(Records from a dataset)
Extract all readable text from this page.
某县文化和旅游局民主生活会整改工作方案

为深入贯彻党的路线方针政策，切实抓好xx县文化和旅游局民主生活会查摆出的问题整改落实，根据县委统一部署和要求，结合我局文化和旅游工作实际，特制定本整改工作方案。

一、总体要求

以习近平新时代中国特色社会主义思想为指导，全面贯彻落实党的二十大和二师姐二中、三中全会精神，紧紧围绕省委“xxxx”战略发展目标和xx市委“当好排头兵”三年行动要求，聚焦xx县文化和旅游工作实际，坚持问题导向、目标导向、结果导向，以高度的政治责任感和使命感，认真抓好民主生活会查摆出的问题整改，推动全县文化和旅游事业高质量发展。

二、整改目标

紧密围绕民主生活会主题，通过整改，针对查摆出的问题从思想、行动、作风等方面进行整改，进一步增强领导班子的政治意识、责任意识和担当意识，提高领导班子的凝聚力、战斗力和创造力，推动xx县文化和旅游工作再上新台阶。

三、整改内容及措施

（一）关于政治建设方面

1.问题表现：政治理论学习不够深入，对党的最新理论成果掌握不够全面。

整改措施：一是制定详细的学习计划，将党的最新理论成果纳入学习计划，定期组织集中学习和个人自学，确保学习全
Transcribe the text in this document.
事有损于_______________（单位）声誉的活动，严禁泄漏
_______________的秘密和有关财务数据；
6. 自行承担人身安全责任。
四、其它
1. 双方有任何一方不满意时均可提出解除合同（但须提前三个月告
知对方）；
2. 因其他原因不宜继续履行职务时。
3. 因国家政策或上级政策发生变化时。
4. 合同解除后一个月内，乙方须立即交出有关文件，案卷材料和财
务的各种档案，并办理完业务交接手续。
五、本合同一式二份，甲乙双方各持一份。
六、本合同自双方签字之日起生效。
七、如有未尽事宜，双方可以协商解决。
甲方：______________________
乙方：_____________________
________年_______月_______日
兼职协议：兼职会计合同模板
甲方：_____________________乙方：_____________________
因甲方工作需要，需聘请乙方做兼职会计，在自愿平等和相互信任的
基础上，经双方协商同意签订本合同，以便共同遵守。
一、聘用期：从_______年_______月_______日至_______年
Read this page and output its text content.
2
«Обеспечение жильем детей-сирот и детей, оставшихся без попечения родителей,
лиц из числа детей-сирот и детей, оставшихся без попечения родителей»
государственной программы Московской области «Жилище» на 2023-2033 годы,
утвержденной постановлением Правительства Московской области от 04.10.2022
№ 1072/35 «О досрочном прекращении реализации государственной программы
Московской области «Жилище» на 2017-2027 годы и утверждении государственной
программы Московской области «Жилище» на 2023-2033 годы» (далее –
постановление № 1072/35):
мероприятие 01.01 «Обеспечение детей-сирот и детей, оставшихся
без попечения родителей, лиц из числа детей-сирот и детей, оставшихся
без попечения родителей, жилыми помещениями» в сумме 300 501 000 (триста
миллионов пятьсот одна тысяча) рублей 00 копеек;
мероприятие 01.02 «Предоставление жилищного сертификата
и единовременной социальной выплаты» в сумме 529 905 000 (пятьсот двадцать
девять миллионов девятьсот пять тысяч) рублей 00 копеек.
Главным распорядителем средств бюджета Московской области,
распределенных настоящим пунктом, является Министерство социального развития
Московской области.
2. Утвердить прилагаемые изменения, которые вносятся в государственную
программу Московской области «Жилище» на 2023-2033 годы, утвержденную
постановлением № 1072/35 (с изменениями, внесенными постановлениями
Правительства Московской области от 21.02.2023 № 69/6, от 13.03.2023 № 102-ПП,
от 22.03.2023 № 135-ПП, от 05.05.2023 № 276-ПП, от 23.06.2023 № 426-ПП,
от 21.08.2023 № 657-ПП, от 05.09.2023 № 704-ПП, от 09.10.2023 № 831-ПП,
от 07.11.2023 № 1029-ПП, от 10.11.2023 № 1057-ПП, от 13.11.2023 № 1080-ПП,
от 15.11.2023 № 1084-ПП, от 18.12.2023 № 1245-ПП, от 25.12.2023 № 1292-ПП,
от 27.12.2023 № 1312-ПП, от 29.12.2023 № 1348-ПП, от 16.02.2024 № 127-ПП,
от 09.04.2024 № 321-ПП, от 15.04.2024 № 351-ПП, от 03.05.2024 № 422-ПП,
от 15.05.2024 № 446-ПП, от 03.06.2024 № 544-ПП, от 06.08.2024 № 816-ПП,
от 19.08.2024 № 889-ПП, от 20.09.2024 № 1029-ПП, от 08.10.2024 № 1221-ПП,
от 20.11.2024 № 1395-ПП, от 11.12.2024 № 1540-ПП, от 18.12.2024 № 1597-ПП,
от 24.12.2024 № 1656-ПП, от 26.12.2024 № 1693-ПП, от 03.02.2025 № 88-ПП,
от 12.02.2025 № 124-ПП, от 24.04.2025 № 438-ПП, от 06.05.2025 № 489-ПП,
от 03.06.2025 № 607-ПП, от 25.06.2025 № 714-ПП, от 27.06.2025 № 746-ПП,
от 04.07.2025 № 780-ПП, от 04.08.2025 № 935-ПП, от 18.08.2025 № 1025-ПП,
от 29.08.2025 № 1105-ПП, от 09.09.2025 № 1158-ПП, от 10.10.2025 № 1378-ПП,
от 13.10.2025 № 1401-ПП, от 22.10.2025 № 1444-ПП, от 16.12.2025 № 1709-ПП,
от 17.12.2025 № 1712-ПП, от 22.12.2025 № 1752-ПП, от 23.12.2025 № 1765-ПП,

#### [GOAL]
Output the records exactly, including every line.

#### [ANSWER FOR THIS EXERCISE]
Extract all readable text from this page.
某县文化和旅游局民主生活会整改工作方案

为深入贯彻党的路线方针政策，切实抓好xx县文化和旅游局民主生活会查摆出的问题整改落实，根据县委统一部署和要求，结合我局文化和旅游工作实际，特制定本整改工作方案。

一、总体要求

以习近平新时代中国特色社会主义思想为指导，全面贯彻落实党的二十大和二师姐二中、三中全会精神，紧紧围绕省委“xxxx”战略发展目标和xx市委“当好排头兵”三年行动要求，聚焦xx县文化和旅游工作实际，坚持问题导向、目标导向、结果导向，以高度的政治责任感和使命感，认真抓好民主生活会查摆出的问题整改，推动全县文化和旅游事业高质量发展。

二、整改目标

紧密围绕民主生活会主题，通过整改，针对查摆出的问题从思想、行动、作风等方面进行整改，进一步增强领导班子的政治意识、责任意识和担当意识，提高领导班子的凝聚力、战斗力和创造力，推动xx县文化和旅游工作再上新台阶。

三、整改内容及措施

（一）关于政治建设方面

1.问题表现：政治理论学习不够深入，对党的最新理论成果掌握不够全面。

整改措施：一是制定详细的学习计划，将党的最新理论成果纳入学习计划，定期组织集中学习和个人自学，确保学习全
Transcribe the text in this document.
事有损于_______________（单位）声誉的活动，严禁泄漏
_______________的秘密和有关财务数据；
6. 自行承担人身安全责任。
四、其它
1. 双方有任何一方不满意时均可提出解除合同（但须提前三个月告
知对方）；
2. 因其他原因不宜继续履行职务时。
3. 因国家政策或上级政策发生变化时。
4. 合同解除后一个月内，乙方须立即交出有关文件，案卷材料和财
务的各种档案，并办理完业务交接手续。
五、本合同一式二份，甲乙双方各持一份。
六、本合同自双方签字之日起生效。
七、如有未尽事宜，双方可以协商解决。
甲方：______________________
乙方：_____________________
________年_______月_______日
兼职协议：兼职会计合同模板
甲方：_____________________乙方：_____________________
因甲方工作需要，需聘请乙方做兼职会计，在自愿平等和相互信任的
基础上，经双方协商同意签订本合同，以便共同遵守。
一、聘用期：从_______年_______月_______日至_______年
Read this page and output its text content.
2
«Обеспечение жильем детей-сирот и детей, оставшихся без попечения родителей,
лиц из числа детей-сирот и детей, оставшихся без попечения родителей»
государственной программы Московской области «Жилище» на 2023-2033 годы,
утвержденной постановлением Правительства Московской области от 04.10.2022
№ 1072/35 «О досрочном прекращении реализации государственной программы
Московской области «Жилище» на 2017-2027 годы и утверждении государственной
программы Московской области «Жилище» на 2023-2033 годы» (далее –
постановление № 1072/35):
мероприятие 01.01 «Обеспечение детей-сирот и детей, оставшихся
без попечения родителей, лиц из числа детей-сирот и детей, оставшихся
без попечения родителей, жилыми помещениями» в сумме 300 501 000 (триста
миллионов пятьсот одна тысяча) рублей 00 копеек;
мероприятие 01.02 «Предоставление жилищного сертификата
и единовременной социальной выплаты» в сумме 529 905 000 (пятьсот двадцать
девять миллионов девятьсот пять тысяч) рублей 00 копеек.
Главным распорядителем средств бюджета Московской области,
распределенных настоящим пунктом, является Министерство социального развития
Московской области.
2. Утвердить прилагаемые изменения, которые вносятся в государственную
программу Московской области «Жилище» на 2023-2033 годы, утвержденную
постановлением № 1072/35 (с изменениями, внесенными постановлениями
Правительства Московской области от 21.02.2023 № 69/6, от 13.03.2023 № 102-ПП,
от 22.03.2023 № 135-ПП, от 05.05.2023 № 276-ПП, от 23.06.2023 № 426-ПП,
от 21.08.2023 № 657-ПП, от 05.09.2023 № 704-ПП, от 09.10.2023 № 831-ПП,
от 07.11.2023 № 1029-ПП, от 10.11.2023 № 1057-ПП, от 13.11.2023 № 1080-ПП,
от 15.11.2023 № 1084-ПП, от 18.12.2023 № 1245-ПП, от 25.12.2023 № 1292-ПП,
от 27.12.2023 № 1312-ПП, от 29.12.2023 № 1348-ПП, от 16.02.2024 № 127-ПП,
от 09.04.2024 № 321-ПП, от 15.04.2024 № 351-ПП, от 03.05.2024 № 422-ПП,
от 15.05.2024 № 446-ПП, от 03.06.2024 № 544-ПП, от 06.08.2024 № 816-ПП,
от 19.08.2024 № 889-ПП, от 20.09.2024 № 1029-ПП, от 08.10.2024 № 1221-ПП,
от 20.11.2024 № 1395-ПП, от 11.12.2024 № 1540-ПП, от 18.12.2024 № 1597-ПП,
от 24.12.2024 № 1656-ПП, от 26.12.2024 № 1693-ПП, от 03.02.2025 № 88-ПП,
от 12.02.2025 № 124-ПП, от 24.04.2025 № 438-ПП, от 06.05.2025 № 489-ПП,
от 03.06.2025 № 607-ПП, от 25.06.2025 № 714-ПП, от 27.06.2025 № 746-ПП,
от 04.07.2025 № 780-ПП, от 04.08.2025 № 935-ПП, от 18.08.2025 № 1025-ПП,
от 29.08.2025 № 1105-ПП, от 09.09.2025 № 1158-ПП, от 10.10.2025 № 1378-ПП,
от 13.10.2025 № 1401-ПП, от 22.10.2025 № 1444-ПП, от 16.12.2025 № 1709-ПП,
от 17.12.2025 № 1712-ПП, от 22.12.2025 № 1752-ПП, от 23.12.2025 № 1765-ПП,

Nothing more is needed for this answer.